Collect all lines from the listing that include the string "title".

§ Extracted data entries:
****************************************

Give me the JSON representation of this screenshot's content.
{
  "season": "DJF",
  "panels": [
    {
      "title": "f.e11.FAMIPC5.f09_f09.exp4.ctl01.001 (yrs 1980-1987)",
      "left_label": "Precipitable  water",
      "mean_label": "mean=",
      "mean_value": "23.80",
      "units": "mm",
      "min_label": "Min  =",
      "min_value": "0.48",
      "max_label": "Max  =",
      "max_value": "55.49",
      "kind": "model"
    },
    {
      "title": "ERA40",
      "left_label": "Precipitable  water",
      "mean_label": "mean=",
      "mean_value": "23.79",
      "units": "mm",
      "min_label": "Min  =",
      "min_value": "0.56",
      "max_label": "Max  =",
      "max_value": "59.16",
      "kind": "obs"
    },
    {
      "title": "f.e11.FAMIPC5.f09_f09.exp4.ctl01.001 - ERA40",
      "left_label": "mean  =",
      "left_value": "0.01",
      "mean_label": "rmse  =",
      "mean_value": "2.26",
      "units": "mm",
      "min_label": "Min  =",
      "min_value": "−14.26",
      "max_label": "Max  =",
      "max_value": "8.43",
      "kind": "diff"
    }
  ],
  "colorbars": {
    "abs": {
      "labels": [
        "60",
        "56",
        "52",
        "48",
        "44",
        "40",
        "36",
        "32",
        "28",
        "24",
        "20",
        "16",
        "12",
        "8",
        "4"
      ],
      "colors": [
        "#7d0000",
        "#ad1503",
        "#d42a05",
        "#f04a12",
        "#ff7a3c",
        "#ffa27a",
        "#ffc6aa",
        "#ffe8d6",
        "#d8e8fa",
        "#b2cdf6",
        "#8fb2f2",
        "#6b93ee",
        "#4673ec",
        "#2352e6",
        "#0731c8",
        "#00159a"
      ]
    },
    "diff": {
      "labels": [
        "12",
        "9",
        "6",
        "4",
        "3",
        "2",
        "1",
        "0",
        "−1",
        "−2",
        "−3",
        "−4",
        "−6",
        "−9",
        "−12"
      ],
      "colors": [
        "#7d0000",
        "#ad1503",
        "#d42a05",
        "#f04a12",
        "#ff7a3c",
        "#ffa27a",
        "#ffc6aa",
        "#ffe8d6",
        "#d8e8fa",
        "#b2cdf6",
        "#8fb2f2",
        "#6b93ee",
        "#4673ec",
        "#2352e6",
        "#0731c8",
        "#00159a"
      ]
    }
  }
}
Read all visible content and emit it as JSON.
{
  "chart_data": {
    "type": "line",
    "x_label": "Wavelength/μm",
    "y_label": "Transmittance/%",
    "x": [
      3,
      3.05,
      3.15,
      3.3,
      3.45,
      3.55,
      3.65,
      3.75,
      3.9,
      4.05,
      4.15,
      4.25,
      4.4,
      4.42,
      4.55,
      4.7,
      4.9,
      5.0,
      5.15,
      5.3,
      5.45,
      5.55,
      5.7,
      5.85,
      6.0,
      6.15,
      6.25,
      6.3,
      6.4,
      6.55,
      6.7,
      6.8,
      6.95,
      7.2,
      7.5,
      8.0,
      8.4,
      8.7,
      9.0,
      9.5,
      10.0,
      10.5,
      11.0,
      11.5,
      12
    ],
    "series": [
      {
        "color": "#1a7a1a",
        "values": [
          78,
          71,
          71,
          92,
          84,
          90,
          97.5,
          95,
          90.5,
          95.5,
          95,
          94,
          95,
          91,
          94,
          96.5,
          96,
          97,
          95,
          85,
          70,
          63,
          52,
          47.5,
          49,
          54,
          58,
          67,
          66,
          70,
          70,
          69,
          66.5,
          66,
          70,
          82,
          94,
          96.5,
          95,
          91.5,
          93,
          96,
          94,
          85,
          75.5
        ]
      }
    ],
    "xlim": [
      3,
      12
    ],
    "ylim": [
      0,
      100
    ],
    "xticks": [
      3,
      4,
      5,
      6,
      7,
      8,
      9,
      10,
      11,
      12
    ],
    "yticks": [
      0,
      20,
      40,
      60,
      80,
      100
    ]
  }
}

****************************************

§ Exercise response:
      "title": "f.e11.FAMIPC5.f09_f09.exp4.ctl01.001 (yrs 1980-1987)",
      "title": "ERA40",
      "title": "f.e11.FAMIPC5.f09_f09.exp4.ctl01.001 - ERA40",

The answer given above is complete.